## Stated problem:
Repeat each entry exactly and drop the pictures.

## Given entries:
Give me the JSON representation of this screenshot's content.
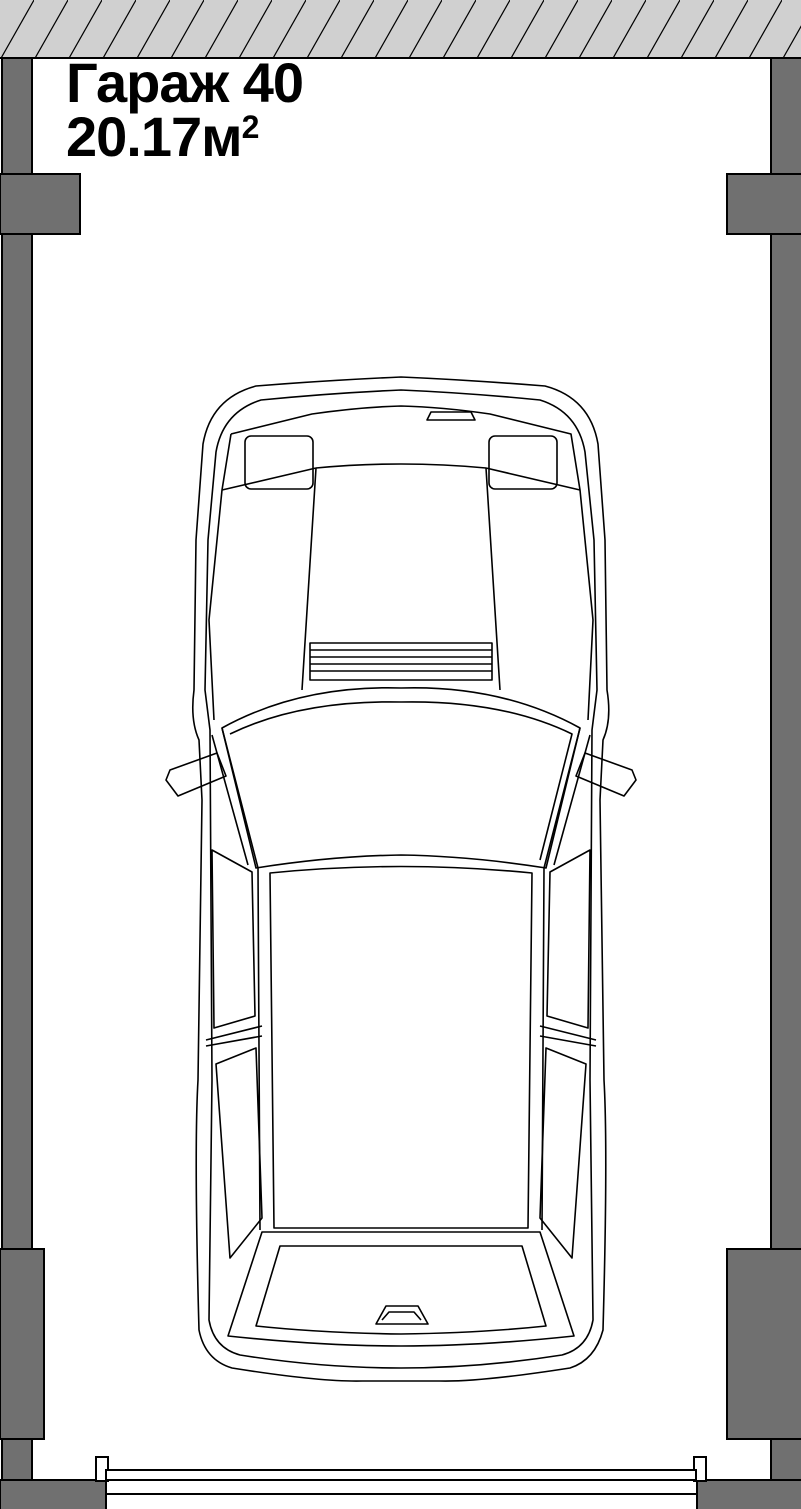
{
  "room": {
    "name": "Гараж 40",
    "area_value": "20.17м",
    "area_exponent": "2"
  },
  "colors": {
    "wall": "#707070",
    "wall_stroke": "#000000",
    "hatch_fill": "#d0d0d0",
    "floor": "#ffffff",
    "car_line": "#000000"
  },
  "icons": {
    "car": "car-top-view-icon",
    "gate": "garage-gate-icon"
  }
}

## Result of this exercise:
Give me the JSON representation of this screenshot's content.
{
  "room": {
    "name": "Гараж 40",
    "area_value": "20.17м",
    "area_exponent": "2"
  },
  "colors": {
    "wall": "#707070",
    "wall_stroke": "#000000",
    "hatch_fill": "#d0d0d0",
    "floor": "#ffffff",
    "car_line": "#000000"
  },
  "icons": {
    "car": "car-top-view-icon",
    "gate": "garage-gate-icon"
  }
}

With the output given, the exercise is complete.